Problem details: Each of the entries should be retyped precisely as it appears.

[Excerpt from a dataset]
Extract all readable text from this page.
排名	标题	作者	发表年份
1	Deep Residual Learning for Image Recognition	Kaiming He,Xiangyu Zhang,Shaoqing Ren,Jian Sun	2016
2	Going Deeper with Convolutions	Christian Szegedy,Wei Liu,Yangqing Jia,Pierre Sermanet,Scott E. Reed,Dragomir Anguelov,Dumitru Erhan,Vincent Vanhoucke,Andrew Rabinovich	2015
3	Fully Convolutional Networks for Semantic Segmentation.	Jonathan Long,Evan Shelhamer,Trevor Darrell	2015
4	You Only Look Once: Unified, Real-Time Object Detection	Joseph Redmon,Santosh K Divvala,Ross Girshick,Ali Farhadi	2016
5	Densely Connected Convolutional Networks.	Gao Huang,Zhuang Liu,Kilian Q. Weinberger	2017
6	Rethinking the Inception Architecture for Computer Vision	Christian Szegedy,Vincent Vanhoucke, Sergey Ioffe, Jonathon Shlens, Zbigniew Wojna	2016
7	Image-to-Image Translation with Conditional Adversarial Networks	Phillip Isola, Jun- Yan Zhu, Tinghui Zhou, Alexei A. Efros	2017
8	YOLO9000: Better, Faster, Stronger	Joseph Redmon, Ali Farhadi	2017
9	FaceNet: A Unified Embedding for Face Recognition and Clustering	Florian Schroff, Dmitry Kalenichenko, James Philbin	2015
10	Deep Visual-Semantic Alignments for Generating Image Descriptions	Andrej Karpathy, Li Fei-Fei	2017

Reply to the task:
Extract all readable text from this page.
排名	标题	作者	发表年份
1	Deep Residual Learning for Image Recognition	Kaiming He,Xiangyu Zhang,Shaoqing Ren,Jian Sun	2016
2	Going Deeper with Convolutions	Christian Szegedy,Wei Liu,Yangqing Jia,Pierre Sermanet,Scott E. Reed,Dragomir Anguelov,Dumitru Erhan,Vincent Vanhoucke,Andrew Rabinovich	2015
3	Fully Convolutional Networks for Semantic Segmentation.	Jonathan Long,Evan Shelhamer,Trevor Darrell	2015
4	You Only Look Once: Unified, Real-Time Object Detection	Joseph Redmon,Santosh K Divvala,Ross Girshick,Ali Farhadi	2016
5	Densely Connected Convolutional Networks.	Gao Huang,Zhuang Liu,Kilian Q. Weinberger	2017
6	Rethinking the Inception Architecture for Computer Vision	Christian Szegedy,Vincent Vanhoucke, Sergey Ioffe, Jonathon Shlens, Zbigniew Wojna	2016
7	Image-to-Image Translation with Conditional Adversarial Networks	Phillip Isola, Jun- Yan Zhu, Tinghui Zhou, Alexei A. Efros	2017
8	YOLO9000: Better, Faster, Stronger	Joseph Redmon, Ali Farhadi	2017
9	FaceNet: A Unified Embedding for Face Recognition and Clustering	Florian Schroff, Dmitry Kalenichenko, James Philbin	2015
10	Deep Visual-Semantic Alignments for Generating Image Descriptions	Andrej Karpathy, Li Fei-Fei	2017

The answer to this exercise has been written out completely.